-- start of INPUT RECORDS --

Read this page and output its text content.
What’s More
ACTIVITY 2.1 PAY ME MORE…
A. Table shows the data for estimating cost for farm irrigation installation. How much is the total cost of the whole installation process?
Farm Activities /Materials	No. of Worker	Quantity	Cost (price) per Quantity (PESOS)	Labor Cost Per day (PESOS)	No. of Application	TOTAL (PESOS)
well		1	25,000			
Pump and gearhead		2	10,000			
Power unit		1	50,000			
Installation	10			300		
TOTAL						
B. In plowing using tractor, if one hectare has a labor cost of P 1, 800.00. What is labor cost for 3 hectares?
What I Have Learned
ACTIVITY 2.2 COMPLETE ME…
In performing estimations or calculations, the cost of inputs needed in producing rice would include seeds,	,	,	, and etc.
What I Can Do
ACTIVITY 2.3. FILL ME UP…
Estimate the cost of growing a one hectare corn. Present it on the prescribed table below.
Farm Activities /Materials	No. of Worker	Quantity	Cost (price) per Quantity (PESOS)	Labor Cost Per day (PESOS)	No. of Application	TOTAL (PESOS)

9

-- end of INPUT RECORDS --
-- start of INPUT RECORDS --

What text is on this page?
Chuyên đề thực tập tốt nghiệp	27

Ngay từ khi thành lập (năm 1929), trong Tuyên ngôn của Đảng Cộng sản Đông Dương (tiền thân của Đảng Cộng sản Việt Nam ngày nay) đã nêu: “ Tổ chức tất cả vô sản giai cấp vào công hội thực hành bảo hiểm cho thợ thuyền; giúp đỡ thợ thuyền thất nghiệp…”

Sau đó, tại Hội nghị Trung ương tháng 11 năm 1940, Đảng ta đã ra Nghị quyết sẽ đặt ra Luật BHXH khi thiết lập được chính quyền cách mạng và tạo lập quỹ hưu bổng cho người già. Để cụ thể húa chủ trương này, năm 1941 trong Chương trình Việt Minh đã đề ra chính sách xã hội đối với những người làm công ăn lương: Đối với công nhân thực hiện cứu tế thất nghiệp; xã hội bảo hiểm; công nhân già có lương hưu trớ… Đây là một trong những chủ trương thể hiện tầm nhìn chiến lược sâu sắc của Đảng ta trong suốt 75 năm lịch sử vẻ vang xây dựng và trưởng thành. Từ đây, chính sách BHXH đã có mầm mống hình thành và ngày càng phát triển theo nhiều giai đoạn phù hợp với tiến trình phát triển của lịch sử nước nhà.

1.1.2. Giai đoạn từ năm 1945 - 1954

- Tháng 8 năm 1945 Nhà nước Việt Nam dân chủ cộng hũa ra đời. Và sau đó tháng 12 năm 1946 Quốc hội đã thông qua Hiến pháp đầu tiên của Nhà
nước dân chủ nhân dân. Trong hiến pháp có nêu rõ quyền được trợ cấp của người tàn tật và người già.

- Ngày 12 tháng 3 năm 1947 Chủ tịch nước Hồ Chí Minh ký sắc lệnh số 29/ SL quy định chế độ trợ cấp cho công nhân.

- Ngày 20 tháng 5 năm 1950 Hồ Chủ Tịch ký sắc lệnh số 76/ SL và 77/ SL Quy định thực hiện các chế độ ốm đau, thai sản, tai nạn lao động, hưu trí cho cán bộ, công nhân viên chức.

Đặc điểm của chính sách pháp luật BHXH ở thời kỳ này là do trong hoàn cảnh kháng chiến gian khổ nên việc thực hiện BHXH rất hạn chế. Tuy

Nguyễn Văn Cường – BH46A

-- end of INPUT RECORDS --
-- start of INPUT RECORDS --

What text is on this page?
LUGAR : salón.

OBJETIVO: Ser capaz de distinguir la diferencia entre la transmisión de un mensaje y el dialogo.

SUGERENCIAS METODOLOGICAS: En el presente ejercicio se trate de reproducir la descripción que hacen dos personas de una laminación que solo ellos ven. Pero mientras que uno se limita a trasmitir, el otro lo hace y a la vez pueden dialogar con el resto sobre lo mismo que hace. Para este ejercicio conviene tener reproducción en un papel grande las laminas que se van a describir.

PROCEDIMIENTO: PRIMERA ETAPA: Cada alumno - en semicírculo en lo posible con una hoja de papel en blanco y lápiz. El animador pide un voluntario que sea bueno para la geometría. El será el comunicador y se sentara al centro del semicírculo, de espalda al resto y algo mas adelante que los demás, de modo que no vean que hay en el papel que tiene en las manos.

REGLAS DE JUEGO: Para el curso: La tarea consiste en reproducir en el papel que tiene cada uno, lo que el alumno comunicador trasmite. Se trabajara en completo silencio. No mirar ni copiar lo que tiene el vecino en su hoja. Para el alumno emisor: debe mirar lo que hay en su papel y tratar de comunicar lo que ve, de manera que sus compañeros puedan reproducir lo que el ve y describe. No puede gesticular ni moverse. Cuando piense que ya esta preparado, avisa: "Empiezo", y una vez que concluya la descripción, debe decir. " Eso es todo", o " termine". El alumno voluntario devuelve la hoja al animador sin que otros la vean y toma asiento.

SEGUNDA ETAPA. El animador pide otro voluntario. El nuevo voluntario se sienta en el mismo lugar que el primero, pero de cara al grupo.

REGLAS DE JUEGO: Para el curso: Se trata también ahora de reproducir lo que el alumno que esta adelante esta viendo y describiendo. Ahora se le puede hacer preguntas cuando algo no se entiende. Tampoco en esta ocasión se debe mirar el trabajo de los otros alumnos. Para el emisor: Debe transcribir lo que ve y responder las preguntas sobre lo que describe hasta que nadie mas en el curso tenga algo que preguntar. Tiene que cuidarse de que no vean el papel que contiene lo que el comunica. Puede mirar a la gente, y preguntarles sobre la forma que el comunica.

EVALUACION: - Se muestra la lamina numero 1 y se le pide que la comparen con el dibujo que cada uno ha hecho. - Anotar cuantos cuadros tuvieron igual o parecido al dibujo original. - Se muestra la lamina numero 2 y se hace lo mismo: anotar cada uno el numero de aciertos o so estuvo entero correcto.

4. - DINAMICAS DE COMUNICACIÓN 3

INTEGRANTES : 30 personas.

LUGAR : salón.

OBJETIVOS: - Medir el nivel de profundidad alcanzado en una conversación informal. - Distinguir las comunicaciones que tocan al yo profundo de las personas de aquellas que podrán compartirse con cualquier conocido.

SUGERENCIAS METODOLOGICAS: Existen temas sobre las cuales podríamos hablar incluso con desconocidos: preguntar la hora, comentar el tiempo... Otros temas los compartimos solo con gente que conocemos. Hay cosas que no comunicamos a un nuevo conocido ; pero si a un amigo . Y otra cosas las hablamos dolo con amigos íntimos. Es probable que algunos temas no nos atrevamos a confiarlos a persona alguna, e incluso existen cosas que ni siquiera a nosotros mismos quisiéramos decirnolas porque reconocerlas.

-- end of INPUT RECORDS --

THE TASK
Among the lines of the listing, how many hold the string "ETAPA"? Respond with only the number.

EXERCISE OUTPUT
2